(Items from a dataset)

-------

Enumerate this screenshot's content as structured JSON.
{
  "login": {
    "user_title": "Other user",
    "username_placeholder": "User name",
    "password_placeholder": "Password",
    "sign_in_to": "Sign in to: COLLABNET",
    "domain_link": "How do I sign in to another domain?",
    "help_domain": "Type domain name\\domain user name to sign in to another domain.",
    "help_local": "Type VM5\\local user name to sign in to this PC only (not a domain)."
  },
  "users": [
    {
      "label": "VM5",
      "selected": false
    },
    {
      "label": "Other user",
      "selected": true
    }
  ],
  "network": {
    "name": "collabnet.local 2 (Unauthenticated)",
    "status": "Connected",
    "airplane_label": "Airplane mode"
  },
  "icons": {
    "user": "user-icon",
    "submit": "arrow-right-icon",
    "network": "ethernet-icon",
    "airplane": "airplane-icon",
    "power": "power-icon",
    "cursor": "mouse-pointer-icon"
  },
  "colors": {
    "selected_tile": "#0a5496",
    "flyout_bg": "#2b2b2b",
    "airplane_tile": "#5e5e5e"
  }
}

-------

WHAT YOU NEED TO DO:
All entries shown above should be printed again exactly.

RESULT:
Enumerate this screenshot's content as structured JSON.
{
  "login": {
    "user_title": "Other user",
    "username_placeholder": "User name",
    "password_placeholder": "Password",
    "sign_in_to": "Sign in to: COLLABNET",
    "domain_link": "How do I sign in to another domain?",
    "help_domain": "Type domain name\\domain user name to sign in to another domain.",
    "help_local": "Type VM5\\local user name to sign in to this PC only (not a domain)."
  },
  "users": [
    {
      "label": "VM5",
      "selected": false
    },
    {
      "label": "Other user",
      "selected": true
    }
  ],
  "network": {
    "name": "collabnet.local 2 (Unauthenticated)",
    "status": "Connected",
    "airplane_label": "Airplane mode"
  },
  "icons": {
    "user": "user-icon",
    "submit": "arrow-right-icon",
    "network": "ethernet-icon",
    "airplane": "airplane-icon",
    "power": "power-icon",
    "cursor": "mouse-pointer-icon"
  },
  "colors": {
    "selected_tile": "#0a5496",
    "flyout_bg": "#2b2b2b",
    "airplane_tile": "#5e5e5e"
  }
}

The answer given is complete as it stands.